(Entries from a visual dataset)
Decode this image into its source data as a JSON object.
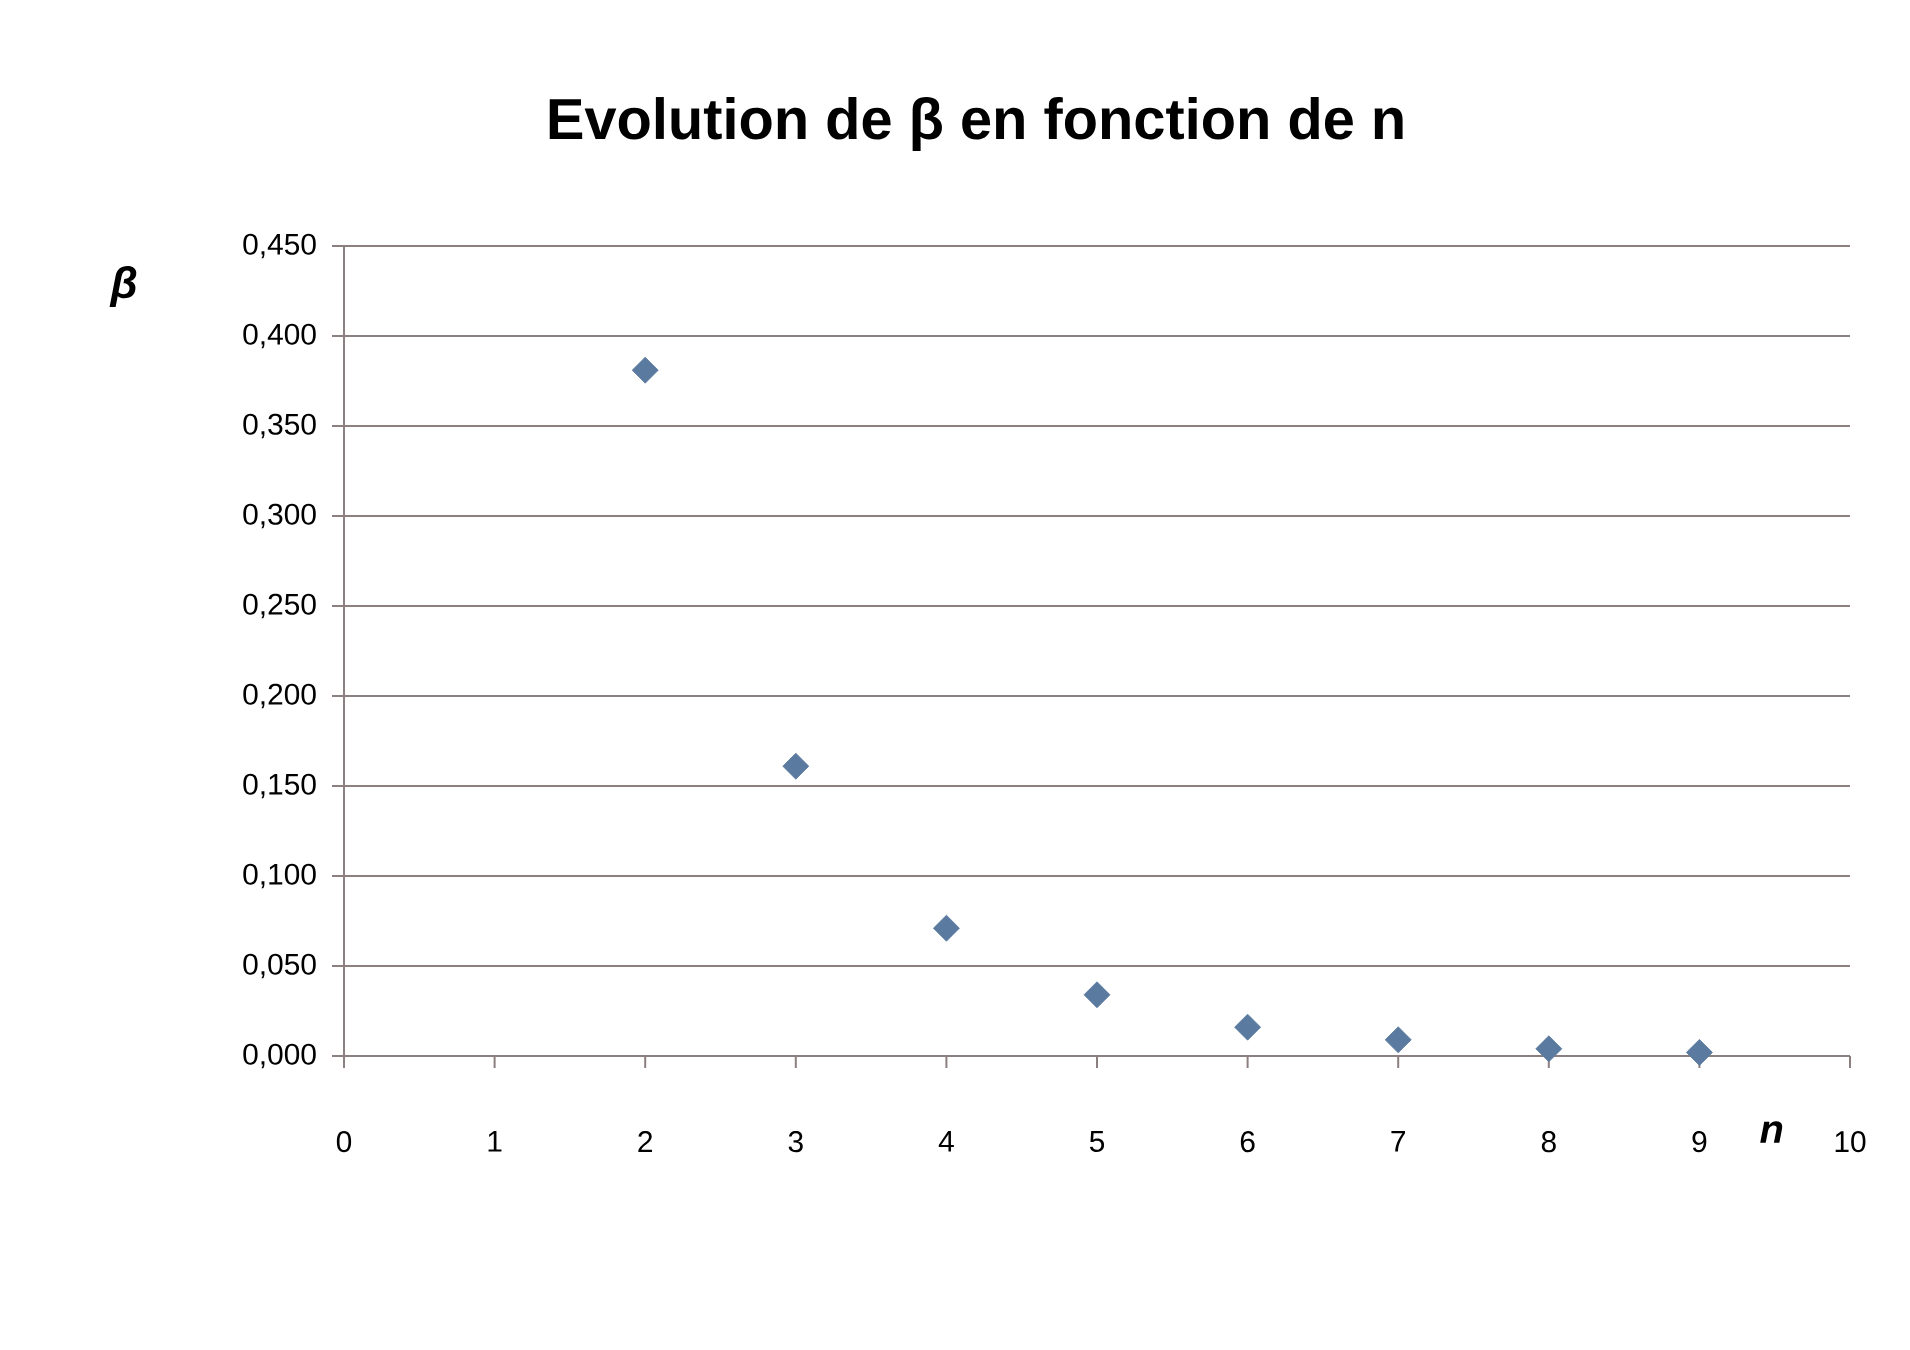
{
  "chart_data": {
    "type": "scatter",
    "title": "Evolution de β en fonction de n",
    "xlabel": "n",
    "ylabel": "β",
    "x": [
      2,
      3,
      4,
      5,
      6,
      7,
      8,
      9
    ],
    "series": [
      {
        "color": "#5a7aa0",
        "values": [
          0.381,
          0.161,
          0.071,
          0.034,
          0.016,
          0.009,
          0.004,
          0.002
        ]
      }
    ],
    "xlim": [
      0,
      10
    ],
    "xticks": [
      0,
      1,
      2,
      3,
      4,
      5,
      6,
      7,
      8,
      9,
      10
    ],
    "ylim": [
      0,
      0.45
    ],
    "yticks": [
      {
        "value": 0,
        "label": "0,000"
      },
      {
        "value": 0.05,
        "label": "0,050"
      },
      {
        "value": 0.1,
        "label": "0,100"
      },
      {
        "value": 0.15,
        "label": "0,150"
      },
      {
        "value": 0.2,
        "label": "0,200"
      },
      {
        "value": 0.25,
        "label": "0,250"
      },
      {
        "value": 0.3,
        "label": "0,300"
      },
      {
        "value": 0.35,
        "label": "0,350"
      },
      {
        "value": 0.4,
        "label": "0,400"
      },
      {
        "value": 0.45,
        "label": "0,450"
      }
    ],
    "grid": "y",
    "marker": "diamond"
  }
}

--

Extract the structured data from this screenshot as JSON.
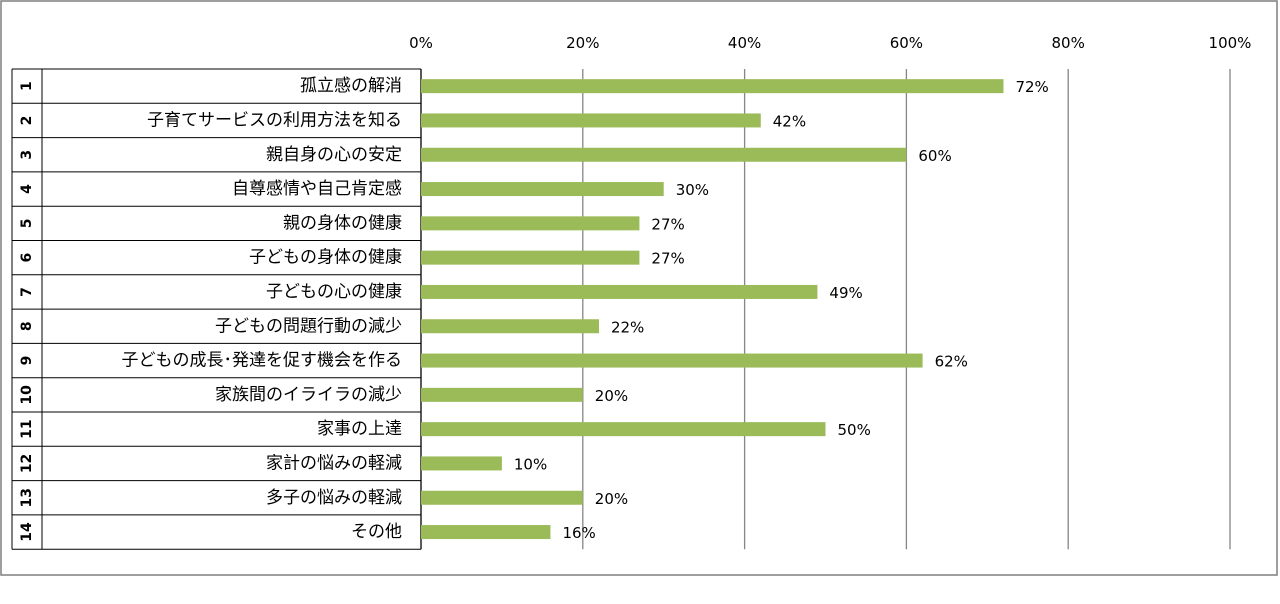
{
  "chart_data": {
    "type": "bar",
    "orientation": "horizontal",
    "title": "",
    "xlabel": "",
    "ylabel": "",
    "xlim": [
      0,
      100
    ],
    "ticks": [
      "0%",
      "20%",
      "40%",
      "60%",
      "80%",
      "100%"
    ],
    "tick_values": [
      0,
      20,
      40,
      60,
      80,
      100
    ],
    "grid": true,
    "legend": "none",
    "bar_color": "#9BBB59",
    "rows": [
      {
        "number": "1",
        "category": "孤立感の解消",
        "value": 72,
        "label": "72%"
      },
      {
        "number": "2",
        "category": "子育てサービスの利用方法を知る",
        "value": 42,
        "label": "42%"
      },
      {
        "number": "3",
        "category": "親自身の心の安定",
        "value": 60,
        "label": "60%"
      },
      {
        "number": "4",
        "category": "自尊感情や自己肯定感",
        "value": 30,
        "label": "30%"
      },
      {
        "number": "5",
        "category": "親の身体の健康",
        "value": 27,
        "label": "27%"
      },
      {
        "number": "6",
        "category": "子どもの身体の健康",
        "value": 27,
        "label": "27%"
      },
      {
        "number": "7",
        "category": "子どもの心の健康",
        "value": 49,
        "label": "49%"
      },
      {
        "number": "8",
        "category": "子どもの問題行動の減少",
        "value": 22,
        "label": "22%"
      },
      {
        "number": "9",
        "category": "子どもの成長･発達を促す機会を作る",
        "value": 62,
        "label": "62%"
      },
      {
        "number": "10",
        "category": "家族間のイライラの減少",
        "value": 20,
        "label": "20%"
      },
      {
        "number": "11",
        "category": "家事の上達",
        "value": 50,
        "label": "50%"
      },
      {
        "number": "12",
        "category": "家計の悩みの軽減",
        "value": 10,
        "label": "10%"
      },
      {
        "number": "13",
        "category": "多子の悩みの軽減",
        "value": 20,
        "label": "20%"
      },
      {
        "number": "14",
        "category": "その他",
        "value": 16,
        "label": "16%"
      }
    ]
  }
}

DIRECTIONS FOR THIS TASK :: Pick each line holding the word "JSON" out of the data and copy it.

FINISHED EXERCISE ::
Decode this image into its source data as a JSON object.
Extract the structured data from this screenshot as JSON.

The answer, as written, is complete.